• **EXERCISE REQUIREMENTS**
Look through the lines below and extract any with the word "color".

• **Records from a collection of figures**
__________

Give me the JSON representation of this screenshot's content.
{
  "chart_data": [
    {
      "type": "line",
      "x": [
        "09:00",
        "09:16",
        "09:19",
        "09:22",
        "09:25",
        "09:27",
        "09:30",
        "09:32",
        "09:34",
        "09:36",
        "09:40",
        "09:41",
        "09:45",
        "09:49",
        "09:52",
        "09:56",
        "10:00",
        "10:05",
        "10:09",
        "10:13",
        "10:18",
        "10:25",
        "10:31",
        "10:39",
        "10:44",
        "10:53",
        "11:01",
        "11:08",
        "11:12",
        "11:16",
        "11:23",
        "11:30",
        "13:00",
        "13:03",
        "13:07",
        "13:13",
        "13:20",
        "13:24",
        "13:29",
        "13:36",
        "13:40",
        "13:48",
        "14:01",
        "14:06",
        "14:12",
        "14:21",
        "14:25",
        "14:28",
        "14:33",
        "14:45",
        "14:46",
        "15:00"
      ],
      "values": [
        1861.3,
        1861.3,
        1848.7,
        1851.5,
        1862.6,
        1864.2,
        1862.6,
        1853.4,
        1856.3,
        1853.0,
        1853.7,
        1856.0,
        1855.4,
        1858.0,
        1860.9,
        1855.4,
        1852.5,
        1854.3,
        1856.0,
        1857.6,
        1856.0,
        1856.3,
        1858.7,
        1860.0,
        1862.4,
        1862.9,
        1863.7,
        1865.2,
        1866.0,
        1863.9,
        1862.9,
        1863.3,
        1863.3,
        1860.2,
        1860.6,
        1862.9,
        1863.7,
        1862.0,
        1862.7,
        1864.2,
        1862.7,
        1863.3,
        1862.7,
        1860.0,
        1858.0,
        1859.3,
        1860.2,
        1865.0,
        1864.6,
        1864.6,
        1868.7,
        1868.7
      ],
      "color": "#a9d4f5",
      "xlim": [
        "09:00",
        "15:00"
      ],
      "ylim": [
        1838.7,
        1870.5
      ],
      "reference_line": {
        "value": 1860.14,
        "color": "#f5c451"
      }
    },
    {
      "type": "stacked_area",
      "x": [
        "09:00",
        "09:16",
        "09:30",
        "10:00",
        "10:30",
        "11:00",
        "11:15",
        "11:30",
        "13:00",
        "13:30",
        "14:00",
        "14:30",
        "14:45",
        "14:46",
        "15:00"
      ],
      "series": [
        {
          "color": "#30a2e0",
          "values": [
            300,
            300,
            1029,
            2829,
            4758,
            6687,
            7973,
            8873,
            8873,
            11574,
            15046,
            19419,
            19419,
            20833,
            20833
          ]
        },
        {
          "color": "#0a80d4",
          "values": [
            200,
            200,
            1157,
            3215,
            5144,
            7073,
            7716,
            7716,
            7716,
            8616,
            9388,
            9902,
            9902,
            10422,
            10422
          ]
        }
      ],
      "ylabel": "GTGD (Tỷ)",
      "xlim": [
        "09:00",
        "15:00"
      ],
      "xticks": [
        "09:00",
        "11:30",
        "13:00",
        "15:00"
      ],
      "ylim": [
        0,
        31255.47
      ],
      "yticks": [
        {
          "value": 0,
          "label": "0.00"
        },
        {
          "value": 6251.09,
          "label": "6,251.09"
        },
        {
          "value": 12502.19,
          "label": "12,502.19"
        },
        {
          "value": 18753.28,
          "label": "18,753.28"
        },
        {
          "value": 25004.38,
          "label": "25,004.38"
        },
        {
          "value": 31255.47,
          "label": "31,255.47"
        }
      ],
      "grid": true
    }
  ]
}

__________

• **RESPONSE TO THE TASK**
      "color": "#a9d4f5",
        "color": "#f5c451"
          "color": "#30a2e0",
          "color": "#0a80d4",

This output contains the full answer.